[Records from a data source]
* * * *
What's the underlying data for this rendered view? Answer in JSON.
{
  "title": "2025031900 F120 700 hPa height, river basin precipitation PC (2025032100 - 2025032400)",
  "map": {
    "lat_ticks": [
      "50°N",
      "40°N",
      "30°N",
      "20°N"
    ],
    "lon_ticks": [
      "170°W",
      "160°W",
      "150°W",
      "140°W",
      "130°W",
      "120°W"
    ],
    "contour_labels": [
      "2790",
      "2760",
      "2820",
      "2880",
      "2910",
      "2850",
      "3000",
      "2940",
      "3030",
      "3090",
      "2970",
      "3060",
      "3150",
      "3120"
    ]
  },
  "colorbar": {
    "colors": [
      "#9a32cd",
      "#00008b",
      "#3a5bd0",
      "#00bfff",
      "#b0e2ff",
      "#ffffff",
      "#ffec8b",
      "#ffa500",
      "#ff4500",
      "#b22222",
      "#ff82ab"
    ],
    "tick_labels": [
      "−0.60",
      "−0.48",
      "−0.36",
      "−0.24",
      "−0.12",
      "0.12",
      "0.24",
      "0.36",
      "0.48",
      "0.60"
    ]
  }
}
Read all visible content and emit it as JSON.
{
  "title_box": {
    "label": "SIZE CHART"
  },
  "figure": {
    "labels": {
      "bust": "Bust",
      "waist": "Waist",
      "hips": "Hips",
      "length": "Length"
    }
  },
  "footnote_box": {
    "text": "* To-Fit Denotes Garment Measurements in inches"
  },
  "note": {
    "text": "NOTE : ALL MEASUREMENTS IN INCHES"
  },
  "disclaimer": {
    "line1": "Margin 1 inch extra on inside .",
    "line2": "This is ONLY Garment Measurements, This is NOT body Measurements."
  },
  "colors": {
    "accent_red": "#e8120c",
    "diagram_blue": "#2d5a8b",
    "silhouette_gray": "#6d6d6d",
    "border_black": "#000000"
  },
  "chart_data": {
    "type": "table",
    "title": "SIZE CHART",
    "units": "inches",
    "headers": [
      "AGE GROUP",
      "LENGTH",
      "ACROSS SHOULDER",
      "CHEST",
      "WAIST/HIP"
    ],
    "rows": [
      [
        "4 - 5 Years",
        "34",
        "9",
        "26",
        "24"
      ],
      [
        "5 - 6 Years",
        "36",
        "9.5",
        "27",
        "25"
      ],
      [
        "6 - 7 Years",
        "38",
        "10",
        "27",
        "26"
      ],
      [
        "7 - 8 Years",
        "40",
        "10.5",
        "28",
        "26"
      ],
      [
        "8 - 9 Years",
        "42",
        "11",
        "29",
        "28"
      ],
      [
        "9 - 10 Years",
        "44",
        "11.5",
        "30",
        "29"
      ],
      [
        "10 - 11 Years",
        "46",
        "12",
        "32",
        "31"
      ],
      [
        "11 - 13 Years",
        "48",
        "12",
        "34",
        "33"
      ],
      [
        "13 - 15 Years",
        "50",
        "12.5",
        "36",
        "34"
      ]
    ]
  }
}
* * * *
Required task: Extract every record. Keep wording exact.

Answer for this exercise:
What's the underlying data for this rendered view? Answer in JSON.
{
  "title": "2025031900 F120 700 hPa height, river basin precipitation PC (2025032100 - 2025032400)",
  "map": {
    "lat_ticks": [
      "50°N",
      "40°N",
      "30°N",
      "20°N"
    ],
    "lon_ticks": [
      "170°W",
      "160°W",
      "150°W",
      "140°W",
      "130°W",
      "120°W"
    ],
    "contour_labels": [
      "2790",
      "2760",
      "2820",
      "2880",
      "2910",
      "2850",
      "3000",
      "2940",
      "3030",
      "3090",
      "2970",
      "3060",
      "3150",
      "3120"
    ]
  },
  "colorbar": {
    "colors": [
      "#9a32cd",
      "#00008b",
      "#3a5bd0",
      "#00bfff",
      "#b0e2ff",
      "#ffffff",
      "#ffec8b",
      "#ffa500",
      "#ff4500",
      "#b22222",
      "#ff82ab"
    ],
    "tick_labels": [
      "−0.60",
      "−0.48",
      "−0.36",
      "−0.24",
      "−0.12",
      "0.12",
      "0.24",
      "0.36",
      "0.48",
      "0.60"
    ]
  }
}
Read all visible content and emit it as JSON.
{
  "title_box": {
    "label": "SIZE CHART"
  },
  "figure": {
    "labels": {
      "bust": "Bust",
      "waist": "Waist",
      "hips": "Hips",
      "length": "Length"
    }
  },
  "footnote_box": {
    "text": "* To-Fit Denotes Garment Measurements in inches"
  },
  "note": {
    "text": "NOTE : ALL MEASUREMENTS IN INCHES"
  },
  "disclaimer": {
    "line1": "Margin 1 inch extra on inside .",
    "line2": "This is ONLY Garment Measurements, This is NOT body Measurements."
  },
  "colors": {
    "accent_red": "#e8120c",
    "diagram_blue": "#2d5a8b",
    "silhouette_gray": "#6d6d6d",
    "border_black": "#000000"
  },
  "chart_data": {
    "type": "table",
    "title": "SIZE CHART",
    "units": "inches",
    "headers": [
      "AGE GROUP",
      "LENGTH",
      "ACROSS SHOULDER",
      "CHEST",
      "WAIST/HIP"
    ],
    "rows": [
      [
        "4 - 5 Years",
        "34",
        "9",
        "26",
        "24"
      ],
      [
        "5 - 6 Years",
        "36",
        "9.5",
        "27",
        "25"
      ],
      [
        "6 - 7 Years",
        "38",
        "10",
        "27",
        "26"
      ],
      [
        "7 - 8 Years",
        "40",
        "10.5",
        "28",
        "26"
      ],
      [
        "8 - 9 Years",
        "42",
        "11",
        "29",
        "28"
      ],
      [
        "9 - 10 Years",
        "44",
        "11.5",
        "30",
        "29"
      ],
      [
        "10 - 11 Years",
        "46",
        "12",
        "32",
        "31"
      ],
      [
        "11 - 13 Years",
        "48",
        "12",
        "34",
        "33"
      ],
      [
        "13 - 15 Years",
        "50",
        "12.5",
        "36",
        "34"
      ]
    ]
  }
}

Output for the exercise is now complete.